- [Work to complete]
In the records that follow, show each line where the word "content" is present.
— start of Dataset extract —
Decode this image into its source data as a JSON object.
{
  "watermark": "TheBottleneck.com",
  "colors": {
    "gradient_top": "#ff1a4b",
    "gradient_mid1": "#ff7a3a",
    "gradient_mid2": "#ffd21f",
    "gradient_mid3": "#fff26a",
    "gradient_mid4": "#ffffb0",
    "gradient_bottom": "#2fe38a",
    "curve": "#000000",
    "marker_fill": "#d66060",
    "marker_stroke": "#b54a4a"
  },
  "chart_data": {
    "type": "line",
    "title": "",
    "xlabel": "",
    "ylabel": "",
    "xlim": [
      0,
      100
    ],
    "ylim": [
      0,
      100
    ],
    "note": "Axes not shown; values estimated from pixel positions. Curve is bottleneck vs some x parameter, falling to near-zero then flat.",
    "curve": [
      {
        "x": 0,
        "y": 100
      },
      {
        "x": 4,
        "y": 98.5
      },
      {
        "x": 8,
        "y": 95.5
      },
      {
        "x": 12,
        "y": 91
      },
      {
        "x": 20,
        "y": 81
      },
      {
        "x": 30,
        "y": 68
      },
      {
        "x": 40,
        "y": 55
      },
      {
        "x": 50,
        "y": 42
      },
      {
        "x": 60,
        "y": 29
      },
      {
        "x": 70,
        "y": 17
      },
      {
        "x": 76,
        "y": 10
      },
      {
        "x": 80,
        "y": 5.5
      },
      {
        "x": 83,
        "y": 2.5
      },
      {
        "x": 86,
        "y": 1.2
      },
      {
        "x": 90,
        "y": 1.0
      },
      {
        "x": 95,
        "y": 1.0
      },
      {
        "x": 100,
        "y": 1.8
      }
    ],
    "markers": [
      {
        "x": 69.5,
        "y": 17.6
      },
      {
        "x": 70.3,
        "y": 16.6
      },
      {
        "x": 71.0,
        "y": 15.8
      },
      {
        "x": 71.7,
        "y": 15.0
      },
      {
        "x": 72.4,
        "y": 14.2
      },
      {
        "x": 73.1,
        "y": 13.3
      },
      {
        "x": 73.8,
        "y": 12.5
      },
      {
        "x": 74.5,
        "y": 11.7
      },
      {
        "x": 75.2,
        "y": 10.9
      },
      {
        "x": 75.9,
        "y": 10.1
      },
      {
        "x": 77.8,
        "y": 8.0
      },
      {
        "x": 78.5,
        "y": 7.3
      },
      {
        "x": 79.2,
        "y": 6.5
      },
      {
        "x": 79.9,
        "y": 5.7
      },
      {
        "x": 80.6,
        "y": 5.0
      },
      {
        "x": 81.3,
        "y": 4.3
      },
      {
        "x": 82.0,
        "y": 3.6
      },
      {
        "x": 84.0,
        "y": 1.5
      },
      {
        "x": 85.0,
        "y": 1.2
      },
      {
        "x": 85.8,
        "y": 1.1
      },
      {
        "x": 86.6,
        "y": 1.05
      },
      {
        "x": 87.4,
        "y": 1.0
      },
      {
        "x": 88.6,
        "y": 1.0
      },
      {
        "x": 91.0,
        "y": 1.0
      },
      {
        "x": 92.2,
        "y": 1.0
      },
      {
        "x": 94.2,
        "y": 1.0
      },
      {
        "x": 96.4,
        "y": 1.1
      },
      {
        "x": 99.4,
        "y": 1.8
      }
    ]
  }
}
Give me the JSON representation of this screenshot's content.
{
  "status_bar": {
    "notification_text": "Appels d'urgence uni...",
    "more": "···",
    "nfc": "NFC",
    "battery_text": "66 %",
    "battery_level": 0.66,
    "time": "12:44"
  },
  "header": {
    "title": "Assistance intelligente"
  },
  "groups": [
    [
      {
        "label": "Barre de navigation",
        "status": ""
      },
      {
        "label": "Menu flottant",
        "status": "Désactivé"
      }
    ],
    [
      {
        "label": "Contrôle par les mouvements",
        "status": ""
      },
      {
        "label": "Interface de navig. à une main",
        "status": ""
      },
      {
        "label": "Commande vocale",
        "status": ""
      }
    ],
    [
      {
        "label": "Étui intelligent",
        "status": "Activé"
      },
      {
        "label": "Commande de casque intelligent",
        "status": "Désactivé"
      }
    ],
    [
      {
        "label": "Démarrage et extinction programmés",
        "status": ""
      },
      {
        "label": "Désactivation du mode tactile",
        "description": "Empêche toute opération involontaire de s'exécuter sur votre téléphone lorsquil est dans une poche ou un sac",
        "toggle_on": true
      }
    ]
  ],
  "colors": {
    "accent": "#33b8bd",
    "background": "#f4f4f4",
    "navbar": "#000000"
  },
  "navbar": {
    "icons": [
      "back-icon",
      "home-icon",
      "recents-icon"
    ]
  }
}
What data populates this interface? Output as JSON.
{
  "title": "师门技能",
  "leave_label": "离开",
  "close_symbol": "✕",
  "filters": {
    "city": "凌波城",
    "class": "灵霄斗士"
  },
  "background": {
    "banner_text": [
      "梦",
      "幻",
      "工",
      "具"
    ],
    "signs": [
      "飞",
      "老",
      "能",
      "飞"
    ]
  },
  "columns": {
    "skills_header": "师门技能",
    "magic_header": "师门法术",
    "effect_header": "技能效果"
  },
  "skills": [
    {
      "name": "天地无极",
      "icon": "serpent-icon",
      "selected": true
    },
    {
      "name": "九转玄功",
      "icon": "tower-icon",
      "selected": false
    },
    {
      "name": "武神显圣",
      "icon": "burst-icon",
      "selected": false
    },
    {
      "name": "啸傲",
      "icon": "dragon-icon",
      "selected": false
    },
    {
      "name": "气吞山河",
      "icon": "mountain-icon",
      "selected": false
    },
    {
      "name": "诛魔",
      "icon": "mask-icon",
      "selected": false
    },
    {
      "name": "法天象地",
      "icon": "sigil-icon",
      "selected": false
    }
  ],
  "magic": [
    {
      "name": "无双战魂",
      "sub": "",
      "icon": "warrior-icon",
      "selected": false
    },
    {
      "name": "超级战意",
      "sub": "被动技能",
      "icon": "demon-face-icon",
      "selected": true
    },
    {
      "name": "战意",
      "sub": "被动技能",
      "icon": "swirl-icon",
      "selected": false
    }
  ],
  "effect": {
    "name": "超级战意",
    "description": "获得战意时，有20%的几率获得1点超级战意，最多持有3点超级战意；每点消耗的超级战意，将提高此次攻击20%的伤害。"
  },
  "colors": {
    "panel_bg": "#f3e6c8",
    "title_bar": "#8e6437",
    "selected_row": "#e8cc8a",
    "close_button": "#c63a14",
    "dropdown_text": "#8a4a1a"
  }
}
— end of Dataset extract —
— start of Dataset extract —
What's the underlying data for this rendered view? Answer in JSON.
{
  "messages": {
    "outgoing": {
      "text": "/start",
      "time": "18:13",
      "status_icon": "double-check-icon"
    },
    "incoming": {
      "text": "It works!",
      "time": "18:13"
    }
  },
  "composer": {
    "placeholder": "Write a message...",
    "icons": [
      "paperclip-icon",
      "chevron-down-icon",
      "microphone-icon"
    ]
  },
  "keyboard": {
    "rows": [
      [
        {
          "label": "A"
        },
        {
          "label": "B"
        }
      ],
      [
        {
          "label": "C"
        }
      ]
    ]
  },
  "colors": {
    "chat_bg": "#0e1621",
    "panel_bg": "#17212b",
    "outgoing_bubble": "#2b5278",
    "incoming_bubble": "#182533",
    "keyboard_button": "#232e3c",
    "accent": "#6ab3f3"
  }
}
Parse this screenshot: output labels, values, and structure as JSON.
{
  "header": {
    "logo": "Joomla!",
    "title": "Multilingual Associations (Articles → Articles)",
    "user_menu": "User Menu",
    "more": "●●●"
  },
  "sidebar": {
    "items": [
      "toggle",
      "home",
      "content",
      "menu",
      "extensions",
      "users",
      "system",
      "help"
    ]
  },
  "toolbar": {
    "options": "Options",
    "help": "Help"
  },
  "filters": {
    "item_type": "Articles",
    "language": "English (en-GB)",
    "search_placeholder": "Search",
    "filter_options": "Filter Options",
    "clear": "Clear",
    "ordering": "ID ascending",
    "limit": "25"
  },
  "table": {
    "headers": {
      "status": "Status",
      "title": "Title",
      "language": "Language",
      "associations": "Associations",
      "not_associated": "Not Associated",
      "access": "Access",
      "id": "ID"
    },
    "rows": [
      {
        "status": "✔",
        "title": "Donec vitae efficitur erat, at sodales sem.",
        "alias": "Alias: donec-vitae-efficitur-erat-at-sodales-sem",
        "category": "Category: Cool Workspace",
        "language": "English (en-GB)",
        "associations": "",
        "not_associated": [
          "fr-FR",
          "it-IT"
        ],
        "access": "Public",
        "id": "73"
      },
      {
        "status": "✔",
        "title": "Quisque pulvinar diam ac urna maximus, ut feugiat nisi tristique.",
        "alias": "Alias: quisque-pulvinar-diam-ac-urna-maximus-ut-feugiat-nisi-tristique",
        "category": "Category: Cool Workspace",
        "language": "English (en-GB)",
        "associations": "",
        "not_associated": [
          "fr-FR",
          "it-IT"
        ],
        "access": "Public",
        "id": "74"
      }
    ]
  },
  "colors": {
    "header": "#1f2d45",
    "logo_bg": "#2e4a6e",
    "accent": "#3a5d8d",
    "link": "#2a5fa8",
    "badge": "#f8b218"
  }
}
— end of Dataset extract —
- [Result of this exercise]
Give me the JSON representation of this screenshot's content.
      "content",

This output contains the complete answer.